── Extracted records
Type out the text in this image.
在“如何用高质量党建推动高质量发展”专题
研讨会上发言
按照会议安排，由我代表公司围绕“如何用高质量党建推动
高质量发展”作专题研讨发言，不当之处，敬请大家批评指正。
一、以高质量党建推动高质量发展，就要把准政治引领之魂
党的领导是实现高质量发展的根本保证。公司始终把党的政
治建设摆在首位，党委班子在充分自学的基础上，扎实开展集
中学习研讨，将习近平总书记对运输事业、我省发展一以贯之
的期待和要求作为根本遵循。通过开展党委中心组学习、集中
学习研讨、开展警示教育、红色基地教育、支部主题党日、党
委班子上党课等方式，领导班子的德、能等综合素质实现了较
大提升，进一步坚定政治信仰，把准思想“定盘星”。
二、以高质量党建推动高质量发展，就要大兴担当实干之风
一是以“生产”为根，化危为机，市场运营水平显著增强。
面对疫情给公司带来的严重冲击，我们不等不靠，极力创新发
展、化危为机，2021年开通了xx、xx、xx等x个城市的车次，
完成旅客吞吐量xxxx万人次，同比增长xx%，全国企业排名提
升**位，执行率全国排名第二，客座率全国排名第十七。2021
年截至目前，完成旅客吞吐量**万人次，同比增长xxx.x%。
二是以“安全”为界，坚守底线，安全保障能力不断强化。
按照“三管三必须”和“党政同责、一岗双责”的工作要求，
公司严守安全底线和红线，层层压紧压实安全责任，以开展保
────
Aim of the exercise: Set down the material above again, word for word.

Task solution:
Type out the text in this image.
在“如何用高质量党建推动高质量发展”专题
研讨会上发言
按照会议安排，由我代表公司围绕“如何用高质量党建推动
高质量发展”作专题研讨发言，不当之处，敬请大家批评指正。
一、以高质量党建推动高质量发展，就要把准政治引领之魂
党的领导是实现高质量发展的根本保证。公司始终把党的政
治建设摆在首位，党委班子在充分自学的基础上，扎实开展集
中学习研讨，将习近平总书记对运输事业、我省发展一以贯之
的期待和要求作为根本遵循。通过开展党委中心组学习、集中
学习研讨、开展警示教育、红色基地教育、支部主题党日、党
委班子上党课等方式，领导班子的德、能等综合素质实现了较
大提升，进一步坚定政治信仰，把准思想“定盘星”。
二、以高质量党建推动高质量发展，就要大兴担当实干之风
一是以“生产”为根，化危为机，市场运营水平显著增强。
面对疫情给公司带来的严重冲击，我们不等不靠，极力创新发
展、化危为机，2021年开通了xx、xx、xx等x个城市的车次，
完成旅客吞吐量xxxx万人次，同比增长xx%，全国企业排名提
升**位，执行率全国排名第二，客座率全国排名第十七。2021
年截至目前，完成旅客吞吐量**万人次，同比增长xxx.x%。
二是以“安全”为界，坚守底线，安全保障能力不断强化。
按照“三管三必须”和“党政同责、一岗双责”的工作要求，
公司严守安全底线和红线，层层压紧压实安全责任，以开展保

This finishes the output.